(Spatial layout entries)
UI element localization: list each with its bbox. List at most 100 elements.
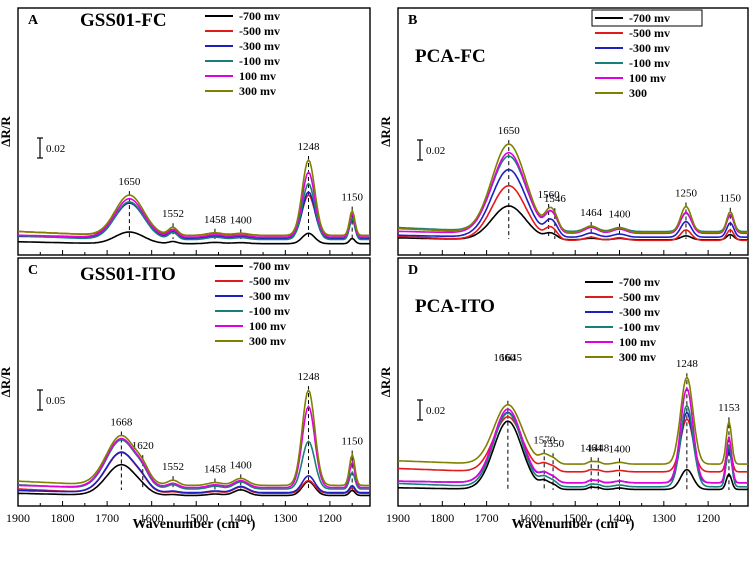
series-line-5 — [18, 388, 370, 487]
y-axis-label: ΔR/R — [378, 366, 393, 397]
series-line-3 — [398, 403, 748, 488]
panel-letter: A — [28, 13, 39, 28]
peak-label: 1150 — [719, 193, 741, 205]
legend-label: 300 mv — [619, 350, 656, 364]
peak-label: 1400 — [230, 214, 253, 226]
series-line-5 — [397, 375, 748, 465]
peak-label: 1546 — [544, 193, 567, 205]
panel-letter: B — [408, 13, 417, 28]
x-tick-label: 1600 — [140, 511, 164, 525]
x-tick-label: 1300 — [652, 511, 676, 525]
series-line-5 — [397, 143, 748, 234]
peak-label: 1668 — [110, 416, 133, 428]
peak-label: 1150 — [341, 436, 363, 448]
peak-label: 1248 — [676, 358, 699, 370]
plot-frame — [17, 7, 371, 256]
x-tick-label: 1400 — [608, 511, 632, 525]
peak-label: 1552 — [162, 461, 184, 473]
series-line-4 — [397, 386, 748, 484]
legend-label: -300 mv — [629, 41, 670, 55]
legend-label: 300 mv — [249, 334, 286, 348]
legend-label: 100 mv — [629, 71, 666, 85]
peak-label: 1400 — [609, 209, 632, 221]
panel-c: 1900 1800 1700 1600 1500 1400 1300 1200 1668 1620… — [0, 257, 371, 532]
y-axis-label: ΔR/R — [0, 366, 13, 397]
series-line-4 — [18, 404, 370, 489]
scale-bar-label: 0.02 — [426, 145, 445, 157]
peak-label: 1458 — [204, 464, 227, 476]
peak-label: 1570 — [533, 434, 556, 446]
x-axis-label: Wavenumber (cm⁻¹) — [512, 517, 635, 532]
panel-letter: D — [408, 263, 418, 278]
y-axis-label: ΔR/R — [378, 116, 393, 147]
x-tick-label: 1500 — [184, 511, 208, 525]
peak-label: 1660 — [493, 352, 516, 364]
peak-label: 1464 — [580, 207, 603, 219]
legend-label: 300 — [629, 86, 647, 100]
panel-title: PCA-ITO — [415, 296, 495, 317]
x-tick-label: 1200 — [318, 511, 342, 525]
peak-label: 1250 — [675, 188, 698, 200]
series-line-1 — [397, 184, 748, 242]
peak-label: 1650 — [498, 125, 521, 137]
peak-label: 1150 — [341, 192, 363, 204]
series-line-2 — [17, 451, 370, 494]
legend-label: -100 mv — [239, 54, 280, 68]
legend-label: -500 mv — [629, 26, 670, 40]
x-tick-label: 1800 — [430, 511, 454, 525]
panel-a: 1650 1552 1458 1400 1248 1150 A GSS01-FC -700 mv… — [0, 7, 371, 256]
x-tick-label: 1700 — [475, 511, 499, 525]
x-tick-label: 1900 — [6, 511, 30, 525]
peak-label: 1464 — [580, 442, 603, 454]
scale-bar-label: 0.05 — [46, 395, 66, 407]
plot-frame — [397, 7, 749, 256]
x-tick-label: 1300 — [273, 511, 297, 525]
peak-label: 1650 — [118, 176, 141, 188]
peak-label: 1620 — [132, 440, 155, 452]
x-tick-label: 1800 — [51, 511, 75, 525]
plot-frame — [397, 257, 749, 507]
legend-label: 300 mv — [239, 84, 276, 98]
legend-label: -300 mv — [249, 289, 290, 303]
panel-letter: C — [28, 263, 38, 278]
panel-title: PCA-FC — [415, 46, 486, 67]
peak-label: 1153 — [718, 402, 740, 414]
panel-d: 1900 1800 1700 1600 1500 1400 1300 1200 15701550… — [378, 257, 749, 532]
peak-label: 1248 — [298, 371, 321, 383]
peak-label: 1400 — [609, 443, 632, 455]
x-tick-label: 1500 — [563, 511, 587, 525]
x-tick-label: 1700 — [95, 511, 119, 525]
x-tick-label: 1900 — [386, 511, 410, 525]
x-axis-label: Wavenumber (cm⁻¹) — [133, 517, 256, 532]
legend-label: -100 mv — [629, 56, 670, 70]
peak-label: 1560 — [538, 189, 561, 201]
legend-label: 100 mv — [619, 335, 656, 349]
legend-label: -100 mv — [249, 304, 290, 318]
peak-label: 1458 — [204, 214, 227, 226]
series-line-1 — [397, 415, 748, 473]
legend-label: -500 mv — [239, 24, 280, 38]
peak-label: 1645 — [500, 352, 523, 364]
legend-label: -700 mv — [629, 11, 670, 25]
peak-label: 1400 — [230, 459, 253, 471]
legend-label: -500 mv — [249, 274, 290, 288]
series-line-2 — [397, 168, 748, 238]
series-line-0 — [397, 420, 748, 491]
x-tick-label: 1200 — [696, 511, 720, 525]
series-line-4 — [17, 170, 370, 238]
legend-label: -100 mv — [619, 320, 660, 334]
peak-label: 1550 — [542, 438, 565, 450]
x-tick-label: 1600 — [519, 511, 543, 525]
legend-label: 100 mv — [249, 319, 286, 333]
series-line-0 — [17, 231, 370, 245]
peak-label: 1552 — [162, 208, 184, 220]
legend-label: -700 mv — [249, 259, 290, 273]
panel-title: GSS01-ITO — [80, 264, 176, 285]
legend-highlight-box — [591, 9, 703, 27]
series-line-3 — [17, 182, 370, 241]
plot-frame — [17, 257, 371, 507]
peak-label: 1248 — [298, 141, 321, 153]
legend-label: -700 mv — [619, 275, 660, 289]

» Goal:
Retype every line of the data above verbatim, omitting the pictures.

» Exercise response:
UI element localization: list each with its bbox. List at most 100 elements.
series-line-5 — [18, 388, 370, 487]
y-axis-label: ΔR/R — [378, 366, 393, 397]
series-line-3 — [398, 403, 748, 488]
panel-letter: A — [28, 13, 39, 28]
peak-label: 1150 — [719, 193, 741, 205]
legend-label: 300 mv — [619, 350, 656, 364]
peak-label: 1400 — [230, 214, 253, 226]
series-line-5 — [397, 375, 748, 465]
peak-label: 1546 — [544, 193, 567, 205]
panel-letter: B — [408, 13, 417, 28]
x-tick-label: 1600 — [140, 511, 164, 525]
x-tick-label: 1300 — [652, 511, 676, 525]
series-line-5 — [397, 143, 748, 234]
peak-label: 1668 — [110, 416, 133, 428]
peak-label: 1150 — [341, 436, 363, 448]
peak-label: 1248 — [676, 358, 699, 370]
plot-frame — [17, 7, 371, 256]
x-tick-label: 1400 — [608, 511, 632, 525]
peak-label: 1552 — [162, 461, 184, 473]
series-line-4 — [397, 386, 748, 484]
legend-label: -300 mv — [629, 41, 670, 55]
legend-label: 300 mv — [249, 334, 286, 348]
legend-label: 100 mv — [629, 71, 666, 85]
peak-label: 1400 — [609, 209, 632, 221]
panel-c: 1900 1800 1700 1600 1500 1400 1300 1200 1668 1620… — [0, 257, 371, 532]
y-axis-label: ΔR/R — [0, 366, 13, 397]
series-line-4 — [18, 404, 370, 489]
scale-bar-label: 0.02 — [426, 145, 445, 157]
peak-label: 1458 — [204, 464, 227, 476]
peak-label: 1570 — [533, 434, 556, 446]
x-axis-label: Wavenumber (cm⁻¹) — [512, 517, 635, 532]
panel-letter: D — [408, 263, 418, 278]
y-axis-label: ΔR/R — [378, 116, 393, 147]
x-tick-label: 1500 — [184, 511, 208, 525]
peak-label: 1660 — [493, 352, 516, 364]
peak-label: 1464 — [580, 207, 603, 219]
legend-label: 300 — [629, 86, 647, 100]
panel-title: PCA-ITO — [415, 296, 495, 317]
x-tick-label: 1200 — [318, 511, 342, 525]
peak-label: 1250 — [675, 188, 698, 200]
series-line-1 — [397, 184, 748, 242]
peak-label: 1650 — [498, 125, 521, 137]
peak-label: 1150 — [341, 192, 363, 204]
series-line-2 — [17, 451, 370, 494]
legend-label: -100 mv — [239, 54, 280, 68]
legend-label: -500 mv — [629, 26, 670, 40]
x-tick-label: 1800 — [430, 511, 454, 525]
panel-a: 1650 1552 1458 1400 1248 1150 A GSS01-FC -700 mv… — [0, 7, 371, 256]
x-tick-label: 1700 — [475, 511, 499, 525]
x-tick-label: 1900 — [6, 511, 30, 525]
peak-label: 1464 — [580, 442, 603, 454]
scale-bar-label: 0.05 — [46, 395, 66, 407]
plot-frame — [397, 7, 749, 256]
x-tick-label: 1300 — [273, 511, 297, 525]
peak-label: 1650 — [118, 176, 141, 188]
peak-label: 1620 — [132, 440, 155, 452]
x-tick-label: 1800 — [51, 511, 75, 525]
plot-frame — [397, 257, 749, 507]
legend-label: 300 mv — [239, 84, 276, 98]
legend-label: -300 mv — [249, 289, 290, 303]
panel-letter: C — [28, 263, 38, 278]
panel-title: PCA-FC — [415, 46, 486, 67]
peak-label: 1153 — [718, 402, 740, 414]
panel-d: 1900 1800 1700 1600 1500 1400 1300 1200 15701550… — [378, 257, 749, 532]
peak-label: 1248 — [298, 371, 321, 383]
peak-label: 1400 — [609, 443, 632, 455]
x-tick-label: 1500 — [563, 511, 587, 525]
x-tick-label: 1700 — [95, 511, 119, 525]
x-tick-label: 1900 — [386, 511, 410, 525]
x-axis-label: Wavenumber (cm⁻¹) — [133, 517, 256, 532]
legend-label: -100 mv — [629, 56, 670, 70]
peak-label: 1560 — [538, 189, 561, 201]
legend-label: 100 mv — [619, 335, 656, 349]
legend-label: -100 mv — [249, 304, 290, 318]
peak-label: 1458 — [204, 214, 227, 226]
series-line-1 — [397, 415, 748, 473]
legend-label: -500 mv — [239, 24, 280, 38]
peak-label: 1645 — [500, 352, 523, 364]
legend-label: -700 mv — [629, 11, 670, 25]
peak-label: 1400 — [230, 459, 253, 471]
legend-label: -500 mv — [249, 274, 290, 288]
series-line-2 — [397, 168, 748, 238]
series-line-0 — [397, 420, 748, 491]
x-tick-label: 1200 — [696, 511, 720, 525]
series-line-4 — [17, 170, 370, 238]
legend-label: -100 mv — [619, 320, 660, 334]
peak-label: 1550 — [542, 438, 565, 450]
x-tick-label: 1600 — [519, 511, 543, 525]
legend-label: 100 mv — [249, 319, 286, 333]
series-line-0 — [17, 231, 370, 245]
peak-label: 1552 — [162, 208, 184, 220]
legend-label: -700 mv — [249, 259, 290, 273]
panel-title: GSS01-ITO — [80, 264, 176, 285]
legend-highlight-box — [591, 9, 703, 27]
series-line-3 — [17, 182, 370, 241]
plot-frame — [17, 257, 371, 507]
peak-label: 1248 — [298, 141, 321, 153]
legend-label: -700 mv — [619, 275, 660, 289]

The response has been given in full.